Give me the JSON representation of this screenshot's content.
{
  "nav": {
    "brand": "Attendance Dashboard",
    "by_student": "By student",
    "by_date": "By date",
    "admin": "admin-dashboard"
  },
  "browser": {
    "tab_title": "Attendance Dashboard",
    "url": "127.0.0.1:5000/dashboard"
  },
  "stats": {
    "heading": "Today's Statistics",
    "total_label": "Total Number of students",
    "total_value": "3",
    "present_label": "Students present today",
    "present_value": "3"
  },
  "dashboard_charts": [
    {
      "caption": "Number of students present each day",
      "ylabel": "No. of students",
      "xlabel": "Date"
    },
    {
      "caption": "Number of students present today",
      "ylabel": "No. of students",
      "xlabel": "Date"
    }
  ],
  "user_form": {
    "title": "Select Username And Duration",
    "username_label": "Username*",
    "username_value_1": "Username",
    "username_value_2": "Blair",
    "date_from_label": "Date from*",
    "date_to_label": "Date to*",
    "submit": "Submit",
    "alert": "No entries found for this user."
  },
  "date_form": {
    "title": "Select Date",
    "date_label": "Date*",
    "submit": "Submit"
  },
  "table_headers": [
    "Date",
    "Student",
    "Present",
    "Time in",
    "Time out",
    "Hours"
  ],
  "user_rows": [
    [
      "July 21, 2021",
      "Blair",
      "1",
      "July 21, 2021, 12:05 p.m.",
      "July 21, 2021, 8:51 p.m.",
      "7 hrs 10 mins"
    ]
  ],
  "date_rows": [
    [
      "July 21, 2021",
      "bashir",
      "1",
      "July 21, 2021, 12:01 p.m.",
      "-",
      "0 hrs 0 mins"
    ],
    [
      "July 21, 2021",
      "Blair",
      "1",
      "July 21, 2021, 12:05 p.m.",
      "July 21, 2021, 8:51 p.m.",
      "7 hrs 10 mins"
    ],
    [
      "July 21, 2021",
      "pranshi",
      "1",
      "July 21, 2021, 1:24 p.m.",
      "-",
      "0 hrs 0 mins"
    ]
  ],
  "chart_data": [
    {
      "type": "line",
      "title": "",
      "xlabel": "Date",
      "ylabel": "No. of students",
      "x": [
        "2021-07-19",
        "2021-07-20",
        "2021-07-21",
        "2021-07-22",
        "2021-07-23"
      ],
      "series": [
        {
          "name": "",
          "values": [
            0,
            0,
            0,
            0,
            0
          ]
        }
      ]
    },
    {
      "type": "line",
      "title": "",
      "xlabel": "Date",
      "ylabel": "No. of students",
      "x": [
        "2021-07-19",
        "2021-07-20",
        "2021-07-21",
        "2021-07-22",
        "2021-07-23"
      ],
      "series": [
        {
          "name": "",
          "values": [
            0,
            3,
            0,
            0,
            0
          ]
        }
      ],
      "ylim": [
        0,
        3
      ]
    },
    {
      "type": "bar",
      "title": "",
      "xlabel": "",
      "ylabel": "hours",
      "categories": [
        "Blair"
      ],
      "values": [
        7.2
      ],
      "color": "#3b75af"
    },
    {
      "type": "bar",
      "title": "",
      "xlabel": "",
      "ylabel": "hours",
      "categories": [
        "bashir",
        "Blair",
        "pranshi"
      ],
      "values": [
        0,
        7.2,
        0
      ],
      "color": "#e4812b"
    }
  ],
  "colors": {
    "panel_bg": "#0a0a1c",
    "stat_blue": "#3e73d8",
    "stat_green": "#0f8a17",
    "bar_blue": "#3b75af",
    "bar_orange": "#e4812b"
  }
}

Stated goal: From the entries above, select each line containing the string "Blair".

Correct output:
    "username_value_2": "Blair",
      "Blair",
      "Blair",
        "Blair"
        "Blair",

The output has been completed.